WHAT IS BEING ASKED: Compute the number of lines that include the string "this", then output that number and nothing else.

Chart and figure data
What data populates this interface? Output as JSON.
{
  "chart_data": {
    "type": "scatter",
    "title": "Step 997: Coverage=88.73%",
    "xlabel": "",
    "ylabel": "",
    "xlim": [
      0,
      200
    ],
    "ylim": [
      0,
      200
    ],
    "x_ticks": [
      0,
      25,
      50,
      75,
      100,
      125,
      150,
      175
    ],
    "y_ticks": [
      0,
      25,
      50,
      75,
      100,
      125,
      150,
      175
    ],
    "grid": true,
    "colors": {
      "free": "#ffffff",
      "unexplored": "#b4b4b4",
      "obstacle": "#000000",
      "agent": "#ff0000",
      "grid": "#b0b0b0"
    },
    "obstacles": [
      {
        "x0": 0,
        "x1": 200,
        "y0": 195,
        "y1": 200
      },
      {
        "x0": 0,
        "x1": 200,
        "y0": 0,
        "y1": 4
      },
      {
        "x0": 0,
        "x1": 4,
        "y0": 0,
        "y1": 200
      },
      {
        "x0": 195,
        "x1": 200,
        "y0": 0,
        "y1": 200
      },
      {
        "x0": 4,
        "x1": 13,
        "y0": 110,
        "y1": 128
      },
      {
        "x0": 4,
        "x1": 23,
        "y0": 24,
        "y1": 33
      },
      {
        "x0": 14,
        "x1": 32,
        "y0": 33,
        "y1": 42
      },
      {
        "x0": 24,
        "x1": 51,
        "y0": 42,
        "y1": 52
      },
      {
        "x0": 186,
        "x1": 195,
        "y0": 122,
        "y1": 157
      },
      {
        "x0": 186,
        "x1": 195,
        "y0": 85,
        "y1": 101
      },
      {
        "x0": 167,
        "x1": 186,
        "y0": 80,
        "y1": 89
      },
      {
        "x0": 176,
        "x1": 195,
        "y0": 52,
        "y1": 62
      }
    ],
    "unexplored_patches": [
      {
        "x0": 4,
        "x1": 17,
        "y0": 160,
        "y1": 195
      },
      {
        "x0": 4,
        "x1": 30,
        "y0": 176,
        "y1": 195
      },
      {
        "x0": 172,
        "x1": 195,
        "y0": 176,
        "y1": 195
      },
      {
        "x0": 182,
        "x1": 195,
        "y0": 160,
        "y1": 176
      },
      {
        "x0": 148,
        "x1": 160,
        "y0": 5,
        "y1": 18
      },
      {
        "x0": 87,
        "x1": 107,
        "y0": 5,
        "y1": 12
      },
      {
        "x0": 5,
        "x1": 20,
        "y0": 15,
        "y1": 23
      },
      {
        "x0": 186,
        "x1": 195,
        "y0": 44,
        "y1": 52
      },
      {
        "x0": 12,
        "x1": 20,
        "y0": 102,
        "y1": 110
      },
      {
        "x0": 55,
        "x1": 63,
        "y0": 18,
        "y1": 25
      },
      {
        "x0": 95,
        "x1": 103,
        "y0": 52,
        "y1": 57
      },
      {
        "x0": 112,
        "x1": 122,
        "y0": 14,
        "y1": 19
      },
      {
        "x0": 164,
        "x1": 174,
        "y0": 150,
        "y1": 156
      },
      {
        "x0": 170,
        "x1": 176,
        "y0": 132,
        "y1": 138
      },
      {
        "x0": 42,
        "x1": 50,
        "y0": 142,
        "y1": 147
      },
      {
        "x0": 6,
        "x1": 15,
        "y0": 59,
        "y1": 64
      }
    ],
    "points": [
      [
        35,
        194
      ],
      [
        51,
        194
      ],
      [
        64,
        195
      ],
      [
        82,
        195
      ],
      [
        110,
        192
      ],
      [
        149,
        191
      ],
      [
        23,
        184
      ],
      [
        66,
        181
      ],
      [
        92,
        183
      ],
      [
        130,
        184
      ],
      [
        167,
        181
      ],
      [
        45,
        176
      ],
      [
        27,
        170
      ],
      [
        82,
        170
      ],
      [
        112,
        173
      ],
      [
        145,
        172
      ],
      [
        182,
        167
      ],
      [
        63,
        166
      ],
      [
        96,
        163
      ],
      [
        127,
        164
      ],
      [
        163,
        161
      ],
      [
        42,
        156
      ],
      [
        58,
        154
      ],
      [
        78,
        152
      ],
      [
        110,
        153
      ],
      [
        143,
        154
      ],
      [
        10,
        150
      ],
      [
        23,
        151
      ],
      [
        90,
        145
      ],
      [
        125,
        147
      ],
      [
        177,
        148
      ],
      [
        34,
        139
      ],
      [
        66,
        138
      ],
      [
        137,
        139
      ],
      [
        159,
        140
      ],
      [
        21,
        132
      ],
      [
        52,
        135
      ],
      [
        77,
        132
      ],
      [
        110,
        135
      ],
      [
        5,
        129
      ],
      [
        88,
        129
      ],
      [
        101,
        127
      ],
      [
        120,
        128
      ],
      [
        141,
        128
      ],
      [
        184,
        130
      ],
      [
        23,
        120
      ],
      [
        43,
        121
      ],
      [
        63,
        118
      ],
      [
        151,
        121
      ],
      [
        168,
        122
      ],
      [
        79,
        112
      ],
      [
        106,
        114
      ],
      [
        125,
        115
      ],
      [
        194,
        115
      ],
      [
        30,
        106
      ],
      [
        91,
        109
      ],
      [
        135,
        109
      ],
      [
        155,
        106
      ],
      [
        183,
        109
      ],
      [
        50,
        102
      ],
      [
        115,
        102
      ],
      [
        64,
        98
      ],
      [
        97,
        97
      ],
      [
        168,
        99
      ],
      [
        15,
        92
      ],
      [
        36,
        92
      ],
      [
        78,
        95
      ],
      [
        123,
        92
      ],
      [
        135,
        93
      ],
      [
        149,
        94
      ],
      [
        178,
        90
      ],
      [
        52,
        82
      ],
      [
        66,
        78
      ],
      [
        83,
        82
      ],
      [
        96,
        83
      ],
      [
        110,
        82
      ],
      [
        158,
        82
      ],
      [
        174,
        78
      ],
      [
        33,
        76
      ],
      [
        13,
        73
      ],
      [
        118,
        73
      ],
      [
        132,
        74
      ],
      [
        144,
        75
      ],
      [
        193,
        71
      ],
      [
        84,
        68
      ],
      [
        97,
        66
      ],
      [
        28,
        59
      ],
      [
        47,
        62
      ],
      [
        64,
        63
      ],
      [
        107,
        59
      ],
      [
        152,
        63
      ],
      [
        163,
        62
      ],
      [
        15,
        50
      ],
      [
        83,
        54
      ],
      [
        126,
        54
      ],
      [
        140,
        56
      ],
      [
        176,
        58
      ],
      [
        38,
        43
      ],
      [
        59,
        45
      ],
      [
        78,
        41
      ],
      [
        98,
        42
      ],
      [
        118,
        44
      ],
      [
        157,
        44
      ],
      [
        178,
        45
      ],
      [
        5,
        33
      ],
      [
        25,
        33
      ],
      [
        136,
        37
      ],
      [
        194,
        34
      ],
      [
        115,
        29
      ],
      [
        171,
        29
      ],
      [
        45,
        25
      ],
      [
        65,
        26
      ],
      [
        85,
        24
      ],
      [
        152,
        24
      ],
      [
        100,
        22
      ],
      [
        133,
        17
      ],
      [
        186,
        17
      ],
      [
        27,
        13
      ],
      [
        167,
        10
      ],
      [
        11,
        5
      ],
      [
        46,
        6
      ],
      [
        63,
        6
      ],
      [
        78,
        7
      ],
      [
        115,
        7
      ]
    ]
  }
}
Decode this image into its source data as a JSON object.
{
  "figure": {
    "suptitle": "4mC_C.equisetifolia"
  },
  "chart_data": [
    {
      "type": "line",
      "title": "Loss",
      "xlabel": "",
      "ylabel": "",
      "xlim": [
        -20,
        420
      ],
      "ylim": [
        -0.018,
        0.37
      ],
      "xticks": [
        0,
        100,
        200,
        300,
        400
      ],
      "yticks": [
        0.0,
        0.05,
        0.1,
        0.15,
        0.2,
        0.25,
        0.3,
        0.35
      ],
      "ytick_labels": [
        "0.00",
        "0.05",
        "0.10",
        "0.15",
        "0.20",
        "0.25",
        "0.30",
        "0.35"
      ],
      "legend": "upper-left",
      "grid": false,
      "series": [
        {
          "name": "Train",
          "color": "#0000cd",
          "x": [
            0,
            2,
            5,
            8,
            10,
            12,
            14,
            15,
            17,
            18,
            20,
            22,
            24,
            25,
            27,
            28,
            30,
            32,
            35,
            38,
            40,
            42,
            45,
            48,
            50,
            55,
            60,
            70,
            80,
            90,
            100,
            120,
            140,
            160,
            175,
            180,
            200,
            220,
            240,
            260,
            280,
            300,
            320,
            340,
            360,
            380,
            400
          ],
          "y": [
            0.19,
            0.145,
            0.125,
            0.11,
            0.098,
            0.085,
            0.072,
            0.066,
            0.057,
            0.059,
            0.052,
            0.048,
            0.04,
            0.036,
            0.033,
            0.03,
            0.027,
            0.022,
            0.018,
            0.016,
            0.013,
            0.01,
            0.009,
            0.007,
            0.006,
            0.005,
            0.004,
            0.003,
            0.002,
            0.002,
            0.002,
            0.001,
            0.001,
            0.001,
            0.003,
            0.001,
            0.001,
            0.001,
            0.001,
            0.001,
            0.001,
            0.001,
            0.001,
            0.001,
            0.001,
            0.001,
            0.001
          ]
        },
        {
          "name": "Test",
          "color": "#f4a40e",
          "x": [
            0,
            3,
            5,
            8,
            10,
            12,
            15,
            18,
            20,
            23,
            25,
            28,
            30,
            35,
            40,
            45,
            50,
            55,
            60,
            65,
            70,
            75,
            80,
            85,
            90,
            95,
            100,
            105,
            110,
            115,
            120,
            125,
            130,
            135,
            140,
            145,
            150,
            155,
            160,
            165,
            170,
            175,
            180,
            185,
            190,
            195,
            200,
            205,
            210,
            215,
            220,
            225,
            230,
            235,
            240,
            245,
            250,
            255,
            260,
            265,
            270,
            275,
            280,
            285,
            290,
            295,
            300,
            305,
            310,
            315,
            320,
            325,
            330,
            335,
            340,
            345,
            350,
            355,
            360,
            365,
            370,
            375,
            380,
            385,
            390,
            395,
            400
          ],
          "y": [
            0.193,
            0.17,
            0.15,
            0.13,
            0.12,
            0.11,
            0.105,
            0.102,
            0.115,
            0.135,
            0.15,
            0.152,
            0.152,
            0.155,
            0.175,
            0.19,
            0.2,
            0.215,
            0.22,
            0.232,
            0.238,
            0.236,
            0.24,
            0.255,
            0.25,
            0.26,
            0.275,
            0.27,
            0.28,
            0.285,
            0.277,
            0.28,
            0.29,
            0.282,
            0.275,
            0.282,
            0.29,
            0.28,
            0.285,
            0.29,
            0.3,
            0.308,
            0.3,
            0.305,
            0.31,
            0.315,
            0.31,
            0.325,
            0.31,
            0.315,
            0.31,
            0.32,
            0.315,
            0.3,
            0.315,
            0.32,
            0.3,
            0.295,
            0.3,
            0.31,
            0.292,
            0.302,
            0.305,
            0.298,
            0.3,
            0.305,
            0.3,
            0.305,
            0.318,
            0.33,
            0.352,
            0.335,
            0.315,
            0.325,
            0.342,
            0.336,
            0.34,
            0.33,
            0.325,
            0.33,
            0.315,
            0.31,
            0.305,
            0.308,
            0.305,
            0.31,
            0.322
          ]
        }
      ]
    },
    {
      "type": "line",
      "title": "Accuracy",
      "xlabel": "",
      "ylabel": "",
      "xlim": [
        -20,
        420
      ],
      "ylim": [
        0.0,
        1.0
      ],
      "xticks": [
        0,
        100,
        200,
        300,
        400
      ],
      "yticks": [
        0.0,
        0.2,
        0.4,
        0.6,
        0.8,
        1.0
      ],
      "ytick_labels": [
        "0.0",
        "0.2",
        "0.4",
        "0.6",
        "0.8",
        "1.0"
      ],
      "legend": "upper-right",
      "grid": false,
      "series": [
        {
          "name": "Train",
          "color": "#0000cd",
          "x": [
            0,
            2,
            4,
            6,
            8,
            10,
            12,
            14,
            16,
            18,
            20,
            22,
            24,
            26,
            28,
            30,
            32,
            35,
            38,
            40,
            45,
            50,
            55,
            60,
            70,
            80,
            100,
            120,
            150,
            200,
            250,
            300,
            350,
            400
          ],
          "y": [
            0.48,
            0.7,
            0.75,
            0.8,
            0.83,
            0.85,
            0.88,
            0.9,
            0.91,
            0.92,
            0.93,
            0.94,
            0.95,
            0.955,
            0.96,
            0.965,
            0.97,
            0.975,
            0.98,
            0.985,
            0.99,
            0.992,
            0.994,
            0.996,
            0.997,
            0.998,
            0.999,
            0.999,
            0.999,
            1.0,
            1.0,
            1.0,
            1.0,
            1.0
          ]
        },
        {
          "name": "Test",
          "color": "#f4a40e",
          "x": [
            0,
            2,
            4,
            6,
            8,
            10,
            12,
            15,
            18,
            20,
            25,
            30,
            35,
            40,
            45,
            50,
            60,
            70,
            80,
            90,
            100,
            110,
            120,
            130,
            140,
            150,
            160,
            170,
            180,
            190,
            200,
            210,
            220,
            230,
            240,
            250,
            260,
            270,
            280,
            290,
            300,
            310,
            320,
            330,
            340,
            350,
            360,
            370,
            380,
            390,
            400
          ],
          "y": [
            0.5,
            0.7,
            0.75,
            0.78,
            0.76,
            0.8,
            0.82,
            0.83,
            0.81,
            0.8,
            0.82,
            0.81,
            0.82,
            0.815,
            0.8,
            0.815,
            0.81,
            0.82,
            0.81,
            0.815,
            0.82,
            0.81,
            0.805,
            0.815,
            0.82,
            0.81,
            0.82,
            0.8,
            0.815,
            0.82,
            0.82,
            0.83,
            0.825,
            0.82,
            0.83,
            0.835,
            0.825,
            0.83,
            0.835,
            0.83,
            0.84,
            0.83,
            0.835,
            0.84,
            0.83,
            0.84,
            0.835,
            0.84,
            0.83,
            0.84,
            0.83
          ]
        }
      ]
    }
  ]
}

THE RESPONSE: 2